● Activity
In the text on Bach's cantata BWV 168, which hymn supplies the stanza that concludes the libretto?

[Opening Text segment section]

Tue Rechnung! Donnerwort
BWV 168
Church cantata by J. S. Bach
Teachings of Jesus 31 of 40. parable of the unjust steward. Jan Luyken etching. Bowyer Bible.gif
Occasion Ninth Sunday after Trinity
Performed 29 July 1725 (1725-07-29): Leipzig
Movements 6
Cantata text Salomon Franck
Chorale by Bartholomäus Ringwaldt
Vocal SATB solo and choir
Instrumental
  • 2 oboes d'amore
  • 2 violins
  • viola
  • continuo

Tue Rechnung! Donnerwort (Settle account! Word of thunder),BWV 168, is a church cantata by Johann Sebastian Bach. He composed it in Leipzig for the ninth Sunday after Trinity and first performed it on 29 July 1725.

Bach set a text by Salomo Franck a librettist with whom he had worked in Weimar. The text, which Franck had published in 1715, uses the prescribed reading from the Gospel of Luke, the parable of the Unjust Steward, as a starting point for thoughts about the debt of sin and its "payment", using monetary terms. He concluded the text with a stanza from Bartholomäus Ringwaldt's hymn "Herr Jesu Christ, du höchstes Gut". Bach structured the cantata in six movements and scored it intimately, as he did for many of Franck's works, for four vocal parts, combined only in the chorale, two oboes d'amore, strings and basso continuo. It is the first new composition in his third year as Thomaskantor in Leipzig.

Bach composed the cantata in Leipzig for the ninth Sunday after Trinity as the first cantata of his third cantata cycle, being the first new composition in his third year as Thomaskantor in Leipzig. The libretto is by Salomon Franck who was a court poet in Weimar. Bach had often set Franck's texts when he was Konzertmeister (concertmaster) there from 1714 to 1717. Franck published the text of Tue Rechnung! Donnerwort in 1715 as part of the collection Evangelisches Andachts-Opffer, and Bach would probably have used at the time had it not been for a period of mourning for Prince Johann Ernst of Saxe-Weimar.

[Closing Text segment section]
[Opening Information supplied section]

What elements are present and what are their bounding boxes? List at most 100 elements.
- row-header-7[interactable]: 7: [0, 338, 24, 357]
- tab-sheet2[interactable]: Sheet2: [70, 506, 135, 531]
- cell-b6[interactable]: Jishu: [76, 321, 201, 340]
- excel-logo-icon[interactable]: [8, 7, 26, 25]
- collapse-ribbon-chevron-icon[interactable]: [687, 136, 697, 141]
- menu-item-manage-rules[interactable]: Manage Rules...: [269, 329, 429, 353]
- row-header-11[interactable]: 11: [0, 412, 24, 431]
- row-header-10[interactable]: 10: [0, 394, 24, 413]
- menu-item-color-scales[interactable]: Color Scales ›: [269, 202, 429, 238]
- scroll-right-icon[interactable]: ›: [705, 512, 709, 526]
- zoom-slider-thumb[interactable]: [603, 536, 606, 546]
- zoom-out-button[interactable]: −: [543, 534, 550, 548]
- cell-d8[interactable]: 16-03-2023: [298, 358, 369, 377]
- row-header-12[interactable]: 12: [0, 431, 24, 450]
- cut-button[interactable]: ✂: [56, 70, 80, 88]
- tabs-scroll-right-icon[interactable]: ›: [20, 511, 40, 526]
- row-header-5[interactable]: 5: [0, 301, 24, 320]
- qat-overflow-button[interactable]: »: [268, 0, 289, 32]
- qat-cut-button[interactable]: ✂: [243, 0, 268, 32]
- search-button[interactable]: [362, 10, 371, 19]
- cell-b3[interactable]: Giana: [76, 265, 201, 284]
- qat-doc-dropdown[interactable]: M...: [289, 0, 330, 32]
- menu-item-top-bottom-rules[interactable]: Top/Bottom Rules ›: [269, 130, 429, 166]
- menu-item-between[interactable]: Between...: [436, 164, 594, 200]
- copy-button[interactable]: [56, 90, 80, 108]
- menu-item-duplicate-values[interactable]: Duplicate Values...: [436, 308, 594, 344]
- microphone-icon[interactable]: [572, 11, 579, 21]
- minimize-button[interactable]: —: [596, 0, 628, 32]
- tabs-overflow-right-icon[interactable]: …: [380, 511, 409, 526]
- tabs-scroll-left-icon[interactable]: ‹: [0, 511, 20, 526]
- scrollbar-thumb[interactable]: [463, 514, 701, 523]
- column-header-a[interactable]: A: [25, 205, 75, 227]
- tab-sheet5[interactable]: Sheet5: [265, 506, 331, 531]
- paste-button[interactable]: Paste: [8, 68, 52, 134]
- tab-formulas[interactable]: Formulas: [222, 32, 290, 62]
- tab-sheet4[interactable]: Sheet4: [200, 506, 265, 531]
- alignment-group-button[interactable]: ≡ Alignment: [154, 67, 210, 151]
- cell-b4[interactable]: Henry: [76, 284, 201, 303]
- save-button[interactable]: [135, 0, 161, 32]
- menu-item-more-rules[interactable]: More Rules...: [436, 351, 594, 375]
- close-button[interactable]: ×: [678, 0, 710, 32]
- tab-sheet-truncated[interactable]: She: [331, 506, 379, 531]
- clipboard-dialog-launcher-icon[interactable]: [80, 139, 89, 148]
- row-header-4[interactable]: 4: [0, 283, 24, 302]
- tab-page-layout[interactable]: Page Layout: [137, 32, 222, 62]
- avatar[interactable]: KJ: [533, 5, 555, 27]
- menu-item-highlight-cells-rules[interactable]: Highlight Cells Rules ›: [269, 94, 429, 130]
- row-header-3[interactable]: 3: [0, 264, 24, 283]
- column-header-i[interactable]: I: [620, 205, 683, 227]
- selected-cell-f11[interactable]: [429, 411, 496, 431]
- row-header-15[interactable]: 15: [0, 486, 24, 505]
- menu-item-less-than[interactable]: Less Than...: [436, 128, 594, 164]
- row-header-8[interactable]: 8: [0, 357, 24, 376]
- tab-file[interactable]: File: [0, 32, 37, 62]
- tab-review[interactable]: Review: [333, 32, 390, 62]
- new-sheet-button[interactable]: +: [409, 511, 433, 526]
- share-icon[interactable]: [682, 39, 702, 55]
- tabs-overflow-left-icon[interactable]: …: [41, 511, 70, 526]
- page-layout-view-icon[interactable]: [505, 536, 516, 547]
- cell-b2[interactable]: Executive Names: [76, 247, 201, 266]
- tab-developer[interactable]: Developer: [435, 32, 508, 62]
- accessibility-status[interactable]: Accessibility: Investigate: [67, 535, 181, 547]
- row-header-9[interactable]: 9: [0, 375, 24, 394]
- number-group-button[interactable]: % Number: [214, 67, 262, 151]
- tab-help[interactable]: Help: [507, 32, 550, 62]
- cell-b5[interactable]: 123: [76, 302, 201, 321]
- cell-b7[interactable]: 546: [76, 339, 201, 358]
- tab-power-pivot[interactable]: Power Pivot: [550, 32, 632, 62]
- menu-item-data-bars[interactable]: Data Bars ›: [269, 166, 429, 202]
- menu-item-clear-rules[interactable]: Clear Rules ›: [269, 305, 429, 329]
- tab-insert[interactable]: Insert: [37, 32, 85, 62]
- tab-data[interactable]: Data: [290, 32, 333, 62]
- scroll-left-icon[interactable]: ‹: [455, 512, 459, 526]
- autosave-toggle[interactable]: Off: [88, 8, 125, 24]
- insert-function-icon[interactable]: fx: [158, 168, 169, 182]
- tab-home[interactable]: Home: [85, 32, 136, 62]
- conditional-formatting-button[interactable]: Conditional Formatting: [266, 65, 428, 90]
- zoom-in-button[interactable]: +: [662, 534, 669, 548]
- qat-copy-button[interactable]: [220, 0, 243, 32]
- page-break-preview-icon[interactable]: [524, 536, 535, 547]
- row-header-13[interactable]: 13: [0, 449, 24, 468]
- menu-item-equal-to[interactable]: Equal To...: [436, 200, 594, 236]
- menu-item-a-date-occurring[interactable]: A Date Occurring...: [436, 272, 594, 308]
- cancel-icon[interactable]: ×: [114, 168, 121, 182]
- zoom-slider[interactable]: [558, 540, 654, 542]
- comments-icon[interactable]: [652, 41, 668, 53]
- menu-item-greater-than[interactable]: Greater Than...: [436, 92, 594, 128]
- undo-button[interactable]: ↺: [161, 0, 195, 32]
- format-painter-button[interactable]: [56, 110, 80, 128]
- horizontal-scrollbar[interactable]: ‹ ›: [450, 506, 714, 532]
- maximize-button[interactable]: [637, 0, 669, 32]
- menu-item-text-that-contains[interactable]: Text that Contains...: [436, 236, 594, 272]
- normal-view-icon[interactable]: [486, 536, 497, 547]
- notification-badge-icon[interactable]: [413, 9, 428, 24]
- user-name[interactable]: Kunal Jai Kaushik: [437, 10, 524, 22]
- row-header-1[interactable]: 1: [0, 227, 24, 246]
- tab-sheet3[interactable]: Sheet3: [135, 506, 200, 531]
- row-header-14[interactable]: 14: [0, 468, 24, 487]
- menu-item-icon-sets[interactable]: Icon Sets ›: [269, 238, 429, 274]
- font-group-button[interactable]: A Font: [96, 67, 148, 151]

[Closing Information supplied section]

● Response to the task
Bartholomäus Ringwaldt's hymn "Herr Jesu Christ, du höchstes Gut".